| Supplied text |

Plaintiffs never put forth sufficient allegations about Arizona's election systems—let alone sufficient evidence to support any such allegations—to demonstrate a likelihood that Arizonans’ votes would be incorrectly counted in the 2022 midterm election due to manipulation. The Court reached this conclusion in its Dismissal Order, where it ruled that Plaintiffs’ claimed injuries were too speculative to meet the injury-in-fact requirement for standing under Article III. (Dismissal Order at 13–16.) See Clapper v. Amnesty Int'l USA, 568 U.S. 398, 409 (2013) (holding that a threatened injury must be “actual or imminent” and “certainly impending” to confer Article III standing and that “allegations of possible future injury are not sufficient”) (citations omitted). The Court explained:
[A] long chain of hypothetical contingencies must take place for any harm to occur—(1) the specific voting equipment in Arizona must have “security failures” that allow a malicious actor to manipulate vote totals; (2) such an actor must actually manipulate an election; (3) Arizona's specific procedural safeguards must fail to detect the manipulation; and (4) the manipulation must change the outcome of the election. (See Doc. 62 at 2–3.) Plaintiffs fail to plausibly show that Arizona's voting equipment even has such security failures. And even if the allegations in Plaintiff's complaint were plausible, their alleged injury is not “certainly impending” as required by Clapper. 568 U.S. at 409.

| Available data |

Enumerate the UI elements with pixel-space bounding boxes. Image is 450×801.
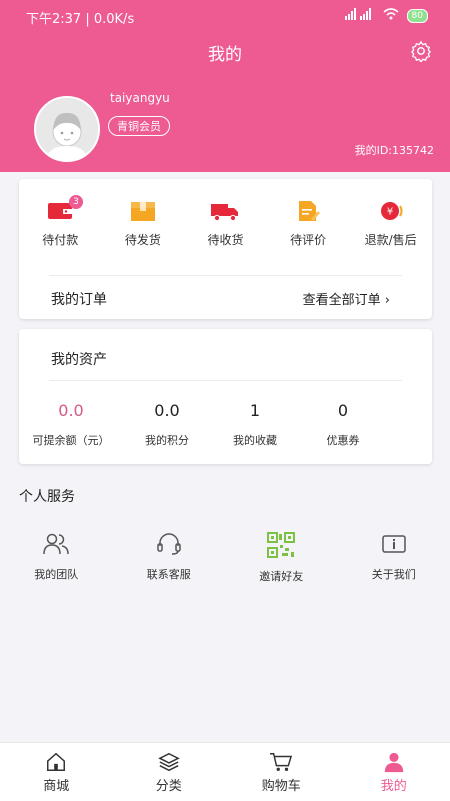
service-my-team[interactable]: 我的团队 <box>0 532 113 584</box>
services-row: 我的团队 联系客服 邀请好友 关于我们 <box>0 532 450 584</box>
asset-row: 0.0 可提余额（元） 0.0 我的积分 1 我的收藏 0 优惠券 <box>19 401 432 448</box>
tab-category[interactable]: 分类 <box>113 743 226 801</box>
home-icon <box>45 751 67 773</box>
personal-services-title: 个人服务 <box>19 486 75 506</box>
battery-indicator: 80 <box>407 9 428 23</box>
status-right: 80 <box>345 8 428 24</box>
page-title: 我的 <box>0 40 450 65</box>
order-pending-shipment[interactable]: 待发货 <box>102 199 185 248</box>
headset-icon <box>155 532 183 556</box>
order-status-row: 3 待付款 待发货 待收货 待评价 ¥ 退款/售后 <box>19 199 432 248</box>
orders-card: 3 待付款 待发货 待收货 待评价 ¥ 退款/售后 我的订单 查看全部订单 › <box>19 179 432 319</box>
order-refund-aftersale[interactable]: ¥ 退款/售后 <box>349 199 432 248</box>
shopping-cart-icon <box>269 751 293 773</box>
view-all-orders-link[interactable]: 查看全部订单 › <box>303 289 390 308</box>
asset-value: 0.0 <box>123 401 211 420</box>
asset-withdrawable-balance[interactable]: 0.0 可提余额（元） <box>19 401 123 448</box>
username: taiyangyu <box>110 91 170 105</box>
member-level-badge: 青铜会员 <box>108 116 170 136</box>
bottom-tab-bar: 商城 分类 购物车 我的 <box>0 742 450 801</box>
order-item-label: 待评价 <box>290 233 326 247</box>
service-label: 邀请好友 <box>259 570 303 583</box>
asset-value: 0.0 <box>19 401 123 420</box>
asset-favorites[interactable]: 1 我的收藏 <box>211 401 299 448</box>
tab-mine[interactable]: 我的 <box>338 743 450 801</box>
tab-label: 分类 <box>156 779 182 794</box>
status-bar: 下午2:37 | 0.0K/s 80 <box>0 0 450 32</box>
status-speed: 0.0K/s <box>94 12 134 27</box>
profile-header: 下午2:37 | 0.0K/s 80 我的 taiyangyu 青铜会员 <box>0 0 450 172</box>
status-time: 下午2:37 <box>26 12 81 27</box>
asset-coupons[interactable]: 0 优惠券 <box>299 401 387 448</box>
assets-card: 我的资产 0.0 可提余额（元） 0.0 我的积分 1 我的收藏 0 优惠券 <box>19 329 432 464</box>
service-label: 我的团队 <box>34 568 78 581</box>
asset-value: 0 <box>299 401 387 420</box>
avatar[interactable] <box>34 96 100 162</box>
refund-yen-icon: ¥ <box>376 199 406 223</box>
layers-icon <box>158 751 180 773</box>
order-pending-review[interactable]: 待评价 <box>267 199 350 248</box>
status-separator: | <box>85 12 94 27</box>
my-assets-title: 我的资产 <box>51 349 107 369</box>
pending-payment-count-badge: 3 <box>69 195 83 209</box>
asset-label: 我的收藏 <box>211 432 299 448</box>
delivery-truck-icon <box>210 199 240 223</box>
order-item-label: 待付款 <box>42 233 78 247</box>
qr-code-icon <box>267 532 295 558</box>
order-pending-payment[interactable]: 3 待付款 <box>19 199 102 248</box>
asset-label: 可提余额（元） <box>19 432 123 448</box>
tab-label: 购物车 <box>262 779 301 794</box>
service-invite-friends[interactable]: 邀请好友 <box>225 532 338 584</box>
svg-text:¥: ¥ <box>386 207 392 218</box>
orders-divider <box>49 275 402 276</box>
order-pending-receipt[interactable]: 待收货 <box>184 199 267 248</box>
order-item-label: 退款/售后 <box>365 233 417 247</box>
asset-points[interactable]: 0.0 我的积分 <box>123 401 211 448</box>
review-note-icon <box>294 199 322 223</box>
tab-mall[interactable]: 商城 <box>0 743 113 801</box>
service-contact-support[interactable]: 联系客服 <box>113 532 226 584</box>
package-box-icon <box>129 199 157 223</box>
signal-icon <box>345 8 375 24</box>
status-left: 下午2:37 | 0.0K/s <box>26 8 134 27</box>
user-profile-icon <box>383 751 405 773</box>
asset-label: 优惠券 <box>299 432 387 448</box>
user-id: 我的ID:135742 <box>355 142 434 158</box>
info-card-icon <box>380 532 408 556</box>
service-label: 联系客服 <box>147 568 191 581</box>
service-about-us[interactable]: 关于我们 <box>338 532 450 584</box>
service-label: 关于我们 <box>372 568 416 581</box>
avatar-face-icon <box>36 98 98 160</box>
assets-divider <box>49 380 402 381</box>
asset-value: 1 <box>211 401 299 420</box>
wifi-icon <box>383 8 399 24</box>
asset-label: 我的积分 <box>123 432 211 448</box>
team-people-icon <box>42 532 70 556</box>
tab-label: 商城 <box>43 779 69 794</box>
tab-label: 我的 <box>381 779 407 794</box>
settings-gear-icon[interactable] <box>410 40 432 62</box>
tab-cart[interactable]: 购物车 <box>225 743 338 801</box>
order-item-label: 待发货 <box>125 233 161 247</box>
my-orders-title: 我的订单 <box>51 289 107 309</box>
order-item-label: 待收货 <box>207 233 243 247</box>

| Problems to solve |
A - In the excerpt about Arizona's election systems, what did the Court rule in its Dismissal Order about Plaintiffs' claimed injuries?
B - Arrange the lines of the listing as a numbered list, starting at the line that contains "service-my-team[interactable]: 我的团队 <box>0" and stopping after the line that contains "my-assets-title: 我的资产 <box>51", with blank lines left out.
The listing is unrelated to the text.

| Answers to each task |
A - The Court ruled that Plaintiffs' claimed injuries were too speculative to meet the injury-in-fact requirement for standing under Article III.

B -
1. service-my-team[interactable]: 我的团队 <box>0 532 113 584</box>
2. services-row: 我的团队 联系客服 邀请好友 关于我们 <box>0 532 450 584</box>
3. asset-row: 0.0 可提余额（元） 0.0 我的积分 1 我的收藏 0 优惠券 <box>19 401 432 448</box>
4. tab-category[interactable]: 分类 <box>113 743 226 801</box>
5. home-icon <box>45 751 67 773</box>
6. personal-services-title: 个人服务 <box>19 486 75 506</box>
7. battery-indicator: 80 <box>407 9 428 23</box>
8. status-right: 80 <box>345 8 428 24</box>
9. page-title: 我的 <box>0 40 450 65</box>
10. order-pending-shipment[interactable]: 待发货 <box>102 199 185 248</box>
11. headset-icon <box>155 532 183 556</box>
12. order-status-row: 3 待付款 待发货 待收货 待评价 ¥ 退款/售后 <box>19 199 432 248</box>
13. orders-card: 3 待付款 待发货 待收货 待评价 ¥ 退款/售后 我的订单 查看全部订单 › <box>19 179 432 319</box>
14. order-refund-aftersale[interactable]: ¥ 退款/售后 <box>349 199 432 248</box>
15. shopping-cart-icon <box>269 751 293 773</box>
16. view-all-orders-link[interactable]: 查看全部订单 › <box>303 289 390 308</box>
17. asset-value: 0.0 <box>123 401 211 420</box>
18. asset-withdrawable-balance[interactable]: 0.0 可提余额（元） <box>19 401 123 448</box>
19. username: taiyangyu <box>110 91 170 105</box>
20. member-level-badge: 青铜会员 <box>108 116 170 136</box>
21. bottom-tab-bar: 商城 分类 购物车 我的 <box>0 742 450 801</box>
22. order-item-label: 待评价 <box>290 233 326 247</box>
23. service-label: 邀请好友 <box>259 570 303 583</box>
24. asset-value: 0.0 <box>19 401 123 420</box>
25. asset-favorites[interactable]: 1 我的收藏 <box>211 401 299 448</box>
26. tab-mine[interactable]: 我的 <box>338 743 450 801</box>
27. tab-label: 分类 <box>156 779 182 794</box>
28. status-bar: 下午2:37 | 0.0K/s 80 <box>0 0 450 32</box>
29. status-speed: 0.0K/s <box>94 12 134 27</box>
30. profile-header: 下午2:37 | 0.0K/s 80 我的 taiyangyu 青铜会员 <box>0 0 450 172</box>
31. status-time: 下午2:37 <box>26 12 81 27</box>
32. asset-coupons[interactable]: 0 优惠券 <box>299 401 387 448</box>
33. assets-card: 我的资产 0.0 可提余额（元） 0.0 我的积分 1 我的收藏 0 优惠券 <box>19 329 432 464</box>
34. service-label: 我的团队 <box>34 568 78 581</box>
35. asset-value: 0 <box>299 401 387 420</box>
36. avatar[interactable] <box>34 96 100 162</box>
37. refund-yen-icon: ¥ <box>376 199 406 223</box>
38. layers-icon <box>158 751 180 773</box>
39. order-pending-review[interactable]: 待评价 <box>267 199 350 248</box>
40. status-separator: | <box>85 12 94 27</box>
41. my-assets-title: 我的资产 <box>51 349 107 369</box>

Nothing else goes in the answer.